- Your goal
Wherever a line holds the word "Vmaker", copy that line out.

# Dataset content start

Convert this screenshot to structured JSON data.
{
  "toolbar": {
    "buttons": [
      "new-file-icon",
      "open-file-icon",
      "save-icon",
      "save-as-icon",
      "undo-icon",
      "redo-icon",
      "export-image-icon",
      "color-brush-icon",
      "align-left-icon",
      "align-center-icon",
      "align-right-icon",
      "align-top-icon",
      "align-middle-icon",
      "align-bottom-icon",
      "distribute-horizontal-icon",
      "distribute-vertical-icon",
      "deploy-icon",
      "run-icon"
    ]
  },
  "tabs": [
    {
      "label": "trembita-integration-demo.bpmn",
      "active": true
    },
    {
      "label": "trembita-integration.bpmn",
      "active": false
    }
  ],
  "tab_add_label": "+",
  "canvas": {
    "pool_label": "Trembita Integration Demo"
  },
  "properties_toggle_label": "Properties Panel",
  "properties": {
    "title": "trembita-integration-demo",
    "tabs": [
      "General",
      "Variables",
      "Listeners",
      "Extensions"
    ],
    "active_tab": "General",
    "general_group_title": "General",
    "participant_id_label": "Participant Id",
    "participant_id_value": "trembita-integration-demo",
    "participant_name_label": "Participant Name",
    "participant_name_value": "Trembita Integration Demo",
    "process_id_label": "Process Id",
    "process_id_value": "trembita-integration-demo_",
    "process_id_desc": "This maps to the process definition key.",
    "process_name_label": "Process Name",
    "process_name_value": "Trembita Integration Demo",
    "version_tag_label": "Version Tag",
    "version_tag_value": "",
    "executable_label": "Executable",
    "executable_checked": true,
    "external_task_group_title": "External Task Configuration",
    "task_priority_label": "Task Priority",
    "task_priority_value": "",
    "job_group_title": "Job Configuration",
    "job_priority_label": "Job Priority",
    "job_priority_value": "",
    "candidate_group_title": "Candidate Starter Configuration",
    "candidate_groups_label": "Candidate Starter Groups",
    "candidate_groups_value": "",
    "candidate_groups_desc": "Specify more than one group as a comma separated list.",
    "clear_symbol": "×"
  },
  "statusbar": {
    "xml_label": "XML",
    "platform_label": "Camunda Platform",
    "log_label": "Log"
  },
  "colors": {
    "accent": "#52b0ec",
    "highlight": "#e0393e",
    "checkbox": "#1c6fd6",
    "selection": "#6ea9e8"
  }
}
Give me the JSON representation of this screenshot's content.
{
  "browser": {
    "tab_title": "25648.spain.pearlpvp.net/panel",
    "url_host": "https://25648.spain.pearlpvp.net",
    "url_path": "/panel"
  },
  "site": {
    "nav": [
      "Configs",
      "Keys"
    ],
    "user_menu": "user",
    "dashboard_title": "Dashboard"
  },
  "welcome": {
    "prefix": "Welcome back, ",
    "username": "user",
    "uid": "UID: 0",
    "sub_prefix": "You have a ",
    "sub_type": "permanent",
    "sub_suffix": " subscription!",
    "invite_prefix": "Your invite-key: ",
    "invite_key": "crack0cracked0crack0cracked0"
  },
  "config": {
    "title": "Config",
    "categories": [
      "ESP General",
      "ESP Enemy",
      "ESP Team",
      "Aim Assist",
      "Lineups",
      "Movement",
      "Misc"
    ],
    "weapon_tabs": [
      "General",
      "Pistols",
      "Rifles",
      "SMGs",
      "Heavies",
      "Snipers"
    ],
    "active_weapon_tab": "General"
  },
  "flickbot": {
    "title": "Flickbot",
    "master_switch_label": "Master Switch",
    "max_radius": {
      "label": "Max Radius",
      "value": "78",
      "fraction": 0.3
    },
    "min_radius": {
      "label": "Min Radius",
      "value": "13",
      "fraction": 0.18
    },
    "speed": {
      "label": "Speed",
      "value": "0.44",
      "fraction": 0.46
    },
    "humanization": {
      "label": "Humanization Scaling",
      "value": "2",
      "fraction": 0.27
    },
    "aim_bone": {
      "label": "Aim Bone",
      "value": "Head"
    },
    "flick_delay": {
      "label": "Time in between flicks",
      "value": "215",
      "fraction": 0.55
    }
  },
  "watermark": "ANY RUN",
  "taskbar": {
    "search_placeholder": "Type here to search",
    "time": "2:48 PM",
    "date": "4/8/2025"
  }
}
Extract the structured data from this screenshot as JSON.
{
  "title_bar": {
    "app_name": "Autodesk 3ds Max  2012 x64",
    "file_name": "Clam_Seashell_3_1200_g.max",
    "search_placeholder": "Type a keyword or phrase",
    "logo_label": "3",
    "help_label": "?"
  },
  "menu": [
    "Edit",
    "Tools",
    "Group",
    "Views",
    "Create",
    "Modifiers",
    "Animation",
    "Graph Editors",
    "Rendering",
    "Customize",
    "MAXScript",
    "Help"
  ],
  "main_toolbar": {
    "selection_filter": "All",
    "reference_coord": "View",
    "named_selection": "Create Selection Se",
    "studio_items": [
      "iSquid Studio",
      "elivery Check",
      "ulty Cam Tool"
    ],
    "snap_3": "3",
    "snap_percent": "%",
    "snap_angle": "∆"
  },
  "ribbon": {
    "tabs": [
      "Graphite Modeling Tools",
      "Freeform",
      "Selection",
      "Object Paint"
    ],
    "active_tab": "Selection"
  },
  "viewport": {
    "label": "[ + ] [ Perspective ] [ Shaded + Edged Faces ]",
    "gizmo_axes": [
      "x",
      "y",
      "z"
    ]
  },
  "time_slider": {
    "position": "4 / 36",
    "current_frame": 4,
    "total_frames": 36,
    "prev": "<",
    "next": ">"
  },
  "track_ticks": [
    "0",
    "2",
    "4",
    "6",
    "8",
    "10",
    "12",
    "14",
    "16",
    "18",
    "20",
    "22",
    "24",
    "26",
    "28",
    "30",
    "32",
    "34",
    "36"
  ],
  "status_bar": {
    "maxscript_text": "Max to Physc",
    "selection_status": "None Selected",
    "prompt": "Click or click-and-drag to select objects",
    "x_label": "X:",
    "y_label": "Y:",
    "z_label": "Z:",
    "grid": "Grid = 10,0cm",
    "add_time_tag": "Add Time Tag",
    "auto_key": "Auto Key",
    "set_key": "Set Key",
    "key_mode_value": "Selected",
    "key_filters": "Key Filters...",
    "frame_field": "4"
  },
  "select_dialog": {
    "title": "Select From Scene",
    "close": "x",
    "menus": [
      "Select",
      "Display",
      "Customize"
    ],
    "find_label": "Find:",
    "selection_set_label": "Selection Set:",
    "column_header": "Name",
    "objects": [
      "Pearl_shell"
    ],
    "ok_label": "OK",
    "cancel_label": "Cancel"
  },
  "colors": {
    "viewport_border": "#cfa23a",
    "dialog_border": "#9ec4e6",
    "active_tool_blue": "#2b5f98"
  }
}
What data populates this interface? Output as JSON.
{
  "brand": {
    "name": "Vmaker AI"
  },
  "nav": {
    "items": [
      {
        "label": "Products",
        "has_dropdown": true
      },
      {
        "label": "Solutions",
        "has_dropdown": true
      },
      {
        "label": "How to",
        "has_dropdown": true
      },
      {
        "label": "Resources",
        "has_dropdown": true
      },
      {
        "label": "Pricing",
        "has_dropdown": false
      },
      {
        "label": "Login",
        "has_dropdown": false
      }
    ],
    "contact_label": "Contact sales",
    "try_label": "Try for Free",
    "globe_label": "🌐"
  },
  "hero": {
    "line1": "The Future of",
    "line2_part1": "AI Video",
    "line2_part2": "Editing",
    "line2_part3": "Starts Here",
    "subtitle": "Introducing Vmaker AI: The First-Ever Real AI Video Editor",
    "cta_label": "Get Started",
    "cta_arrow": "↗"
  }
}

# Dataset content end

- Final result
    "name": "Vmaker AI"
    "subtitle": "Introducing Vmaker AI: The First-Ever Real AI Video Editor",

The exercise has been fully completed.